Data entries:
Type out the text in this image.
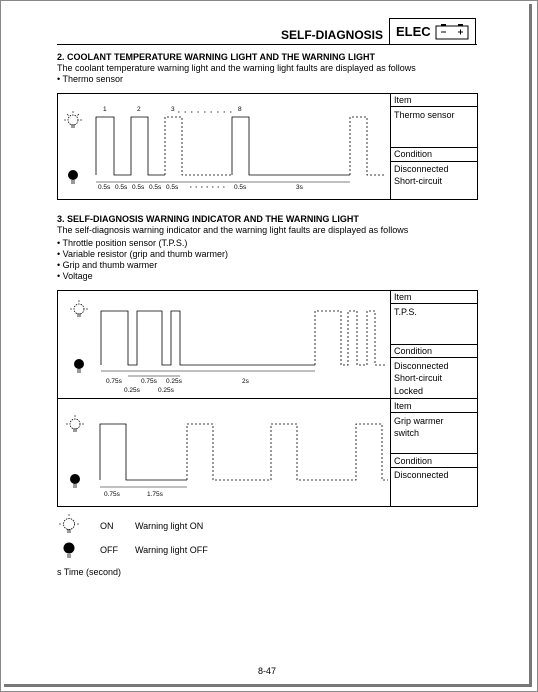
SELF-DIAGNOSIS ELEC
2. COOLANT TEMPERATURE WARNING LIGHT AND THE WARNING LIGHT
The coolant temperature warning light and the warning light faults are displayed as follows
• Thermo sensor
Item
Thermo sensor
Condition
Disconnected
Short-circuit
1	2	3	8
0.5s 0.5s 0.5s 0.5s 0.5s	0.5s	3s
3. SELF-DIAGNOSIS WARNING INDICATOR AND THE WARNING LIGHT
The self-diagnosis warning indicator and the warning light faults are displayed as follows
• Throttle position sensor (T.P.S.)
• Variable resistor (grip and thumb warmer)
• Grip and thumb warmer
• Voltage
Item
T.P.S.
Condition
Disconnected
Short-circuit
Locked
Item
Grip warmer
switch
Condition
Disconnected
0.75s	0.75s 0.25s	2s
0.25s	0.25s
0.75s	1.75s
ON Warning light ON
OFF Warning light OFF
s Time (second)
8-47
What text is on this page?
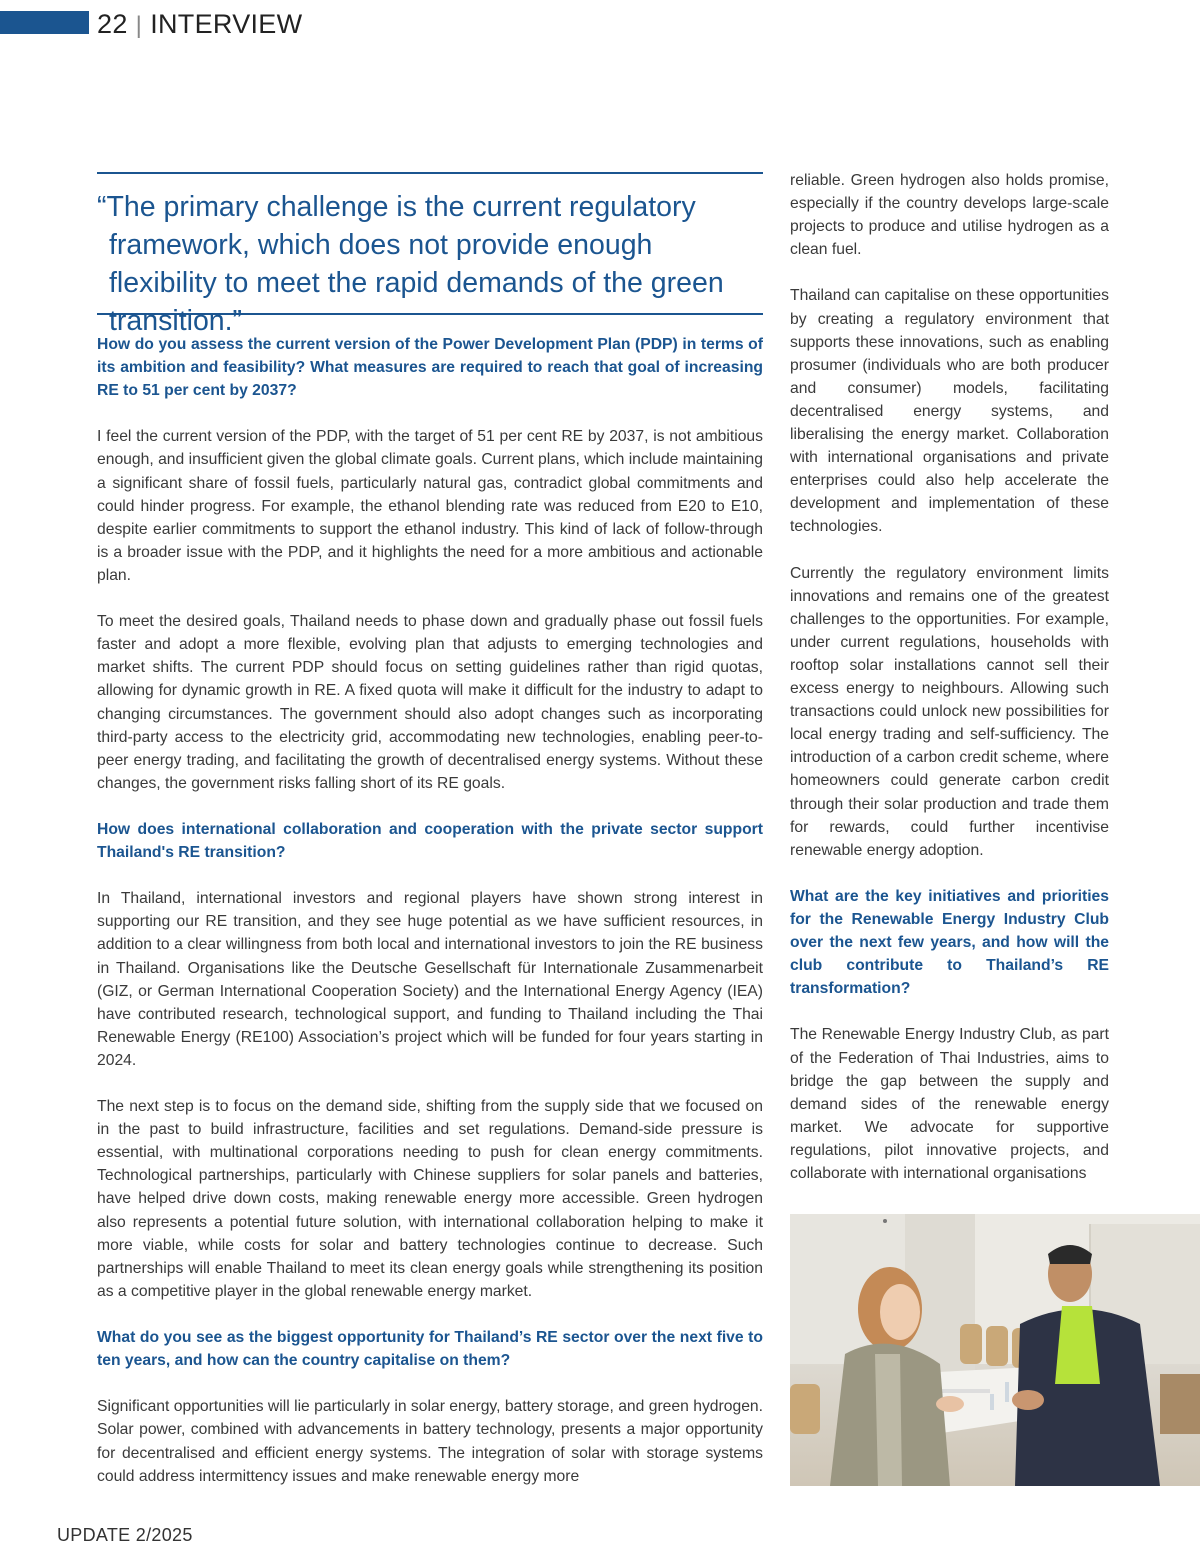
22 | INTERVIEW

“The primary challenge is the current regulatory framework, which does not provide enough flexibility to meet the rapid demands of the green transition.”

How do you assess the current version of the Power Development Plan (PDP) in terms of its ambition and feasibility? What measures are required to reach that goal of increasing RE to 51 per cent by 2037?

I feel the current version of the PDP, with the target of 51 per cent RE by 2037, is not ambitious enough, and insufficient given the global climate goals. Current plans, which include maintaining a significant share of fossil fuels, particularly natural gas, contradict global commitments and could hinder progress. For example, the ethanol blending rate was reduced from E20 to E10, despite earlier commitments to support the ethanol industry. This kind of lack of follow-through is a broader issue with the PDP, and it highlights the need for a more ambitious and actionable plan.

To meet the desired goals, Thailand needs to phase down and gradually phase out fossil fuels faster and adopt a more flexible, evolving plan that adjusts to emerging technologies and market shifts. The current PDP should focus on setting guidelines rather than rigid quotas, allowing for dynamic growth in RE. A fixed quota will make it difficult for the industry to adapt to changing circumstances. The government should also adopt changes such as incorporating third-party access to the electricity grid, accommodating new technologies, enabling peer-to-peer energy trading, and facilitating the growth of decentralised energy systems. Without these changes, the government risks falling short of its RE goals.

How does international collaboration and cooperation with the private sector support Thailand's RE transition?

In Thailand, international investors and regional players have shown strong interest in supporting our RE transition, and they see huge potential as we have sufficient resources, in addition to a clear willingness from both local and international investors to join the RE business in Thailand. Organisations like the Deutsche Gesellschaft für Internationale Zusammenarbeit (GIZ, or German International Cooperation Society) and the International Energy Agency (IEA) have contributed research, technological support, and funding to Thailand including the Thai Renewable Energy (RE100) Association’s project which will be funded for four years starting in 2024.

The next step is to focus on the demand side, shifting from the supply side that we focused on in the past to build infrastructure, facilities and set regulations. Demand-side pressure is essential, with multinational corporations needing to push for clean energy commitments. Technological partnerships, particularly with Chinese suppliers for solar panels and batteries, have helped drive down costs, making renewable energy more accessible. Green hydrogen also represents a potential future solution, with international collaboration helping to make it more viable, while costs for solar and battery technologies continue to decrease. Such partnerships will enable Thailand to meet its clean energy goals while strengthening its position as a competitive player in the global renewable energy market.

What do you see as the biggest opportunity for Thailand’s RE sector over the next five to ten years, and how can the country capitalise on them?

Significant opportunities will lie particularly in solar energy, battery storage, and green hydrogen. Solar power, combined with advancements in battery technology, presents a major opportunity for decentralised and efficient energy systems. The integration of solar with storage systems could address intermittency issues and make renewable energy more

reliable. Green hydrogen also holds promise, especially if the country develops large-scale projects to produce and utilise hydrogen as a clean fuel.

Thailand can capitalise on these opportunities by creating a regulatory environment that supports these innovations, such as enabling prosumer (individuals who are both producer and consumer) models, facilitating decentralised energy systems, and liberalising the energy market. Collaboration with international organisations and private enterprises could also help accelerate the development and implementation of these technologies.

Currently the regulatory environment limits innovations and remains one of the greatest challenges to the opportunities. For example, under current regulations, households with rooftop solar installations cannot sell their excess energy to neighbours. Allowing such transactions could unlock new possibilities for local energy trading and self-sufficiency. The introduction of a carbon credit scheme, where homeowners could generate carbon credit through their solar production and trade them for rewards, could further incentivise renewable energy adoption.

What are the key initiatives and priorities for the Renewable Energy Industry Club over the next few years, and how will the club contribute to Thailand’s RE transformation?

The Renewable Energy Industry Club, as part of the Federation of Thai Industries, aims to bridge the gap between the supply and demand sides of the renewable energy market. We advocate for supportive regulations, pilot innovative projects, and collaborate with international organisations

UPDATE 2/2025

*What the task asks*
Extract the full listing above verbatim; pictures are to be left out of the copy.

*Result of the task*
Type out the text in this image.
SELF-DIAGNOSIS ELEC
2. COOLANT TEMPERATURE WARNING LIGHT AND THE WARNING LIGHT
The coolant temperature warning light and the warning light faults are displayed as follows
• Thermo sensor
Item
Thermo sensor
Condition
Disconnected
Short-circuit
1	2	3	8
0.5s 0.5s 0.5s 0.5s 0.5s	0.5s	3s
3. SELF-DIAGNOSIS WARNING INDICATOR AND THE WARNING LIGHT
The self-diagnosis warning indicator and the warning light faults are displayed as follows
• Throttle position sensor (T.P.S.)
• Variable resistor (grip and thumb warmer)
• Grip and thumb warmer
• Voltage
Item
T.P.S.
Condition
Disconnected
Short-circuit
Locked
Item
Grip warmer
switch
Condition
Disconnected
0.75s	0.75s 0.25s	2s
0.25s	0.25s
0.75s	1.75s
ON Warning light ON
OFF Warning light OFF
s Time (second)
8-47
What text is on this page?
22 | INTERVIEW

“The primary challenge is the current regulatory framework, which does not provide enough flexibility to meet the rapid demands of the green transition.”

How do you assess the current version of the Power Development Plan (PDP) in terms of its ambition and feasibility? What measures are required to reach that goal of increasing RE to 51 per cent by 2037?

I feel the current version of the PDP, with the target of 51 per cent RE by 2037, is not ambitious enough, and insufficient given the global climate goals. Current plans, which include maintaining a significant share of fossil fuels, particularly natural gas, contradict global commitments and could hinder progress. For example, the ethanol blending rate was reduced from E20 to E10, despite earlier commitments to support the ethanol industry. This kind of lack of follow-through is a broader issue with the PDP, and it highlights the need for a more ambitious and actionable plan.

To meet the desired goals, Thailand needs to phase down and gradually phase out fossil fuels faster and adopt a more flexible, evolving plan that adjusts to emerging technologies and market shifts. The current PDP should focus on setting guidelines rather than rigid quotas, allowing for dynamic growth in RE. A fixed quota will make it difficult for the industry to adapt to changing circumstances. The government should also adopt changes such as incorporating third-party access to the electricity grid, accommodating new technologies, enabling peer-to-peer energy trading, and facilitating the growth of decentralised energy systems. Without these changes, the government risks falling short of its RE goals.

How does international collaboration and cooperation with the private sector support Thailand's RE transition?

In Thailand, international investors and regional players have shown strong interest in supporting our RE transition, and they see huge potential as we have sufficient resources, in addition to a clear willingness from both local and international investors to join the RE business in Thailand. Organisations like the Deutsche Gesellschaft für Internationale Zusammenarbeit (GIZ, or German International Cooperation Society) and the International Energy Agency (IEA) have contributed research, technological support, and funding to Thailand including the Thai Renewable Energy (RE100) Association’s project which will be funded for four years starting in 2024.

The next step is to focus on the demand side, shifting from the supply side that we focused on in the past to build infrastructure, facilities and set regulations. Demand-side pressure is essential, with multinational corporations needing to push for clean energy commitments. Technological partnerships, particularly with Chinese suppliers for solar panels and batteries, have helped drive down costs, making renewable energy more accessible. Green hydrogen also represents a potential future solution, with international collaboration helping to make it more viable, while costs for solar and battery technologies continue to decrease. Such partnerships will enable Thailand to meet its clean energy goals while strengthening its position as a competitive player in the global renewable energy market.

What do you see as the biggest opportunity for Thailand’s RE sector over the next five to ten years, and how can the country capitalise on them?

Significant opportunities will lie particularly in solar energy, battery storage, and green hydrogen. Solar power, combined with advancements in battery technology, presents a major opportunity for decentralised and efficient energy systems. The integration of solar with storage systems could address intermittency issues and make renewable energy more

reliable. Green hydrogen also holds promise, especially if the country develops large-scale projects to produce and utilise hydrogen as a clean fuel.

Thailand can capitalise on these opportunities by creating a regulatory environment that supports these innovations, such as enabling prosumer (individuals who are both producer and consumer) models, facilitating decentralised energy systems, and liberalising the energy market. Collaboration with international organisations and private enterprises could also help accelerate the development and implementation of these technologies.

Currently the regulatory environment limits innovations and remains one of the greatest challenges to the opportunities. For example, under current regulations, households with rooftop solar installations cannot sell their excess energy to neighbours. Allowing such transactions could unlock new possibilities for local energy trading and self-sufficiency. The introduction of a carbon credit scheme, where homeowners could generate carbon credit through their solar production and trade them for rewards, could further incentivise renewable energy adoption.

What are the key initiatives and priorities for the Renewable Energy Industry Club over the next few years, and how will the club contribute to Thailand’s RE transformation?

The Renewable Energy Industry Club, as part of the Federation of Thai Industries, aims to bridge the gap between the supply and demand sides of the renewable energy market. We advocate for supportive regulations, pilot innovative projects, and collaborate with international organisations

UPDATE 2/2025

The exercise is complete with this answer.